* [A run of records]
%%

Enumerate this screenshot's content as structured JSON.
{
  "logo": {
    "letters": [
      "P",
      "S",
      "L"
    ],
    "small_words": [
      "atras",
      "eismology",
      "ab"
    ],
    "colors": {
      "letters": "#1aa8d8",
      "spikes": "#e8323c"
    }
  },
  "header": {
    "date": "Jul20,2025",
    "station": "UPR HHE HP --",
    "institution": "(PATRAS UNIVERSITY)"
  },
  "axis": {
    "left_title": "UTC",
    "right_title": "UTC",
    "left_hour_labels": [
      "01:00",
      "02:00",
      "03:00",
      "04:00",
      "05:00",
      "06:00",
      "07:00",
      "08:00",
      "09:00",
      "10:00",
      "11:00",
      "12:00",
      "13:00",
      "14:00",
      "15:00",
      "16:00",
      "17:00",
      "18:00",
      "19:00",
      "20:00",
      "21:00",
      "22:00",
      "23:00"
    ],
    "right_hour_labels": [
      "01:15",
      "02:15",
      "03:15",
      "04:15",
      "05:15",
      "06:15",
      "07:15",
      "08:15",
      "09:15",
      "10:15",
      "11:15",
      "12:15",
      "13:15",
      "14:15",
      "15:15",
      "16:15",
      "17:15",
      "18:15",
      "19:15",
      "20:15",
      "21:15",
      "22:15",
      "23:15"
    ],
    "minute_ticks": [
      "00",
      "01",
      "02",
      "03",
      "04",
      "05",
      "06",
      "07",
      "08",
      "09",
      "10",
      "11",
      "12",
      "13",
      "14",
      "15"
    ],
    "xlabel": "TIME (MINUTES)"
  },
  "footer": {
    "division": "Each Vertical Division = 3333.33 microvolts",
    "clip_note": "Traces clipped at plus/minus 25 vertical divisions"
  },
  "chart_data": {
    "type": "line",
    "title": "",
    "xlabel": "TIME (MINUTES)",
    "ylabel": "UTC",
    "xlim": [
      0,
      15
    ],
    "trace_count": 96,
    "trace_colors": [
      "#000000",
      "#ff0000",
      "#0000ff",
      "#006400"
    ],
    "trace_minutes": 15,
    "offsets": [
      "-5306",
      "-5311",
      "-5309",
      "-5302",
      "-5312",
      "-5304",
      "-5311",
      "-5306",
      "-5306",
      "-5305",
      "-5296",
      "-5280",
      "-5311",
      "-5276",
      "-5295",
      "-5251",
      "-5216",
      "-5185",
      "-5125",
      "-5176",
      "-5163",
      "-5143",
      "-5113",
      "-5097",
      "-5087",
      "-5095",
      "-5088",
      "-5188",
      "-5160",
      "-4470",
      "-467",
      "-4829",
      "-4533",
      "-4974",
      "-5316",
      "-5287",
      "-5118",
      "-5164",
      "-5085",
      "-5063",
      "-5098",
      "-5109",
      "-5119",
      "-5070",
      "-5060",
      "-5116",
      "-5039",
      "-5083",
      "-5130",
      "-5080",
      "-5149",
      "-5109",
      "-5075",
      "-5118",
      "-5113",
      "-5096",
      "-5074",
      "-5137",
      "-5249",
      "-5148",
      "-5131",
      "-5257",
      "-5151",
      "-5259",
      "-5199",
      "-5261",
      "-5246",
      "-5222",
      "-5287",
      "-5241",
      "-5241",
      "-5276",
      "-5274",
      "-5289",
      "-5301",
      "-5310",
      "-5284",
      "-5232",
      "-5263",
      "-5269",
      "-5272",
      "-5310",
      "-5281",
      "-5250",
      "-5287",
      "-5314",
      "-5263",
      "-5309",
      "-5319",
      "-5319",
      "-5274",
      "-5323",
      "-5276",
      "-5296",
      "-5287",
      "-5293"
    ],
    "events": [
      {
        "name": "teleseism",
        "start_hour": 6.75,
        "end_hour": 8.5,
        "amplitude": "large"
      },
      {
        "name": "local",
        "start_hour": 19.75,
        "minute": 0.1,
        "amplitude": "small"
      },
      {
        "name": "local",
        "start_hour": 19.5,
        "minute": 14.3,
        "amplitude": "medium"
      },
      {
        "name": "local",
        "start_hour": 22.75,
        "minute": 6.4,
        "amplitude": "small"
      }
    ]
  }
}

%%

* [Instructions for the task]
Pick out every line with the string "xlabel" and copy it.

* [Right answer]
    "xlabel": "TIME (MINUTES)"
    "xlabel": "TIME (MINUTES)",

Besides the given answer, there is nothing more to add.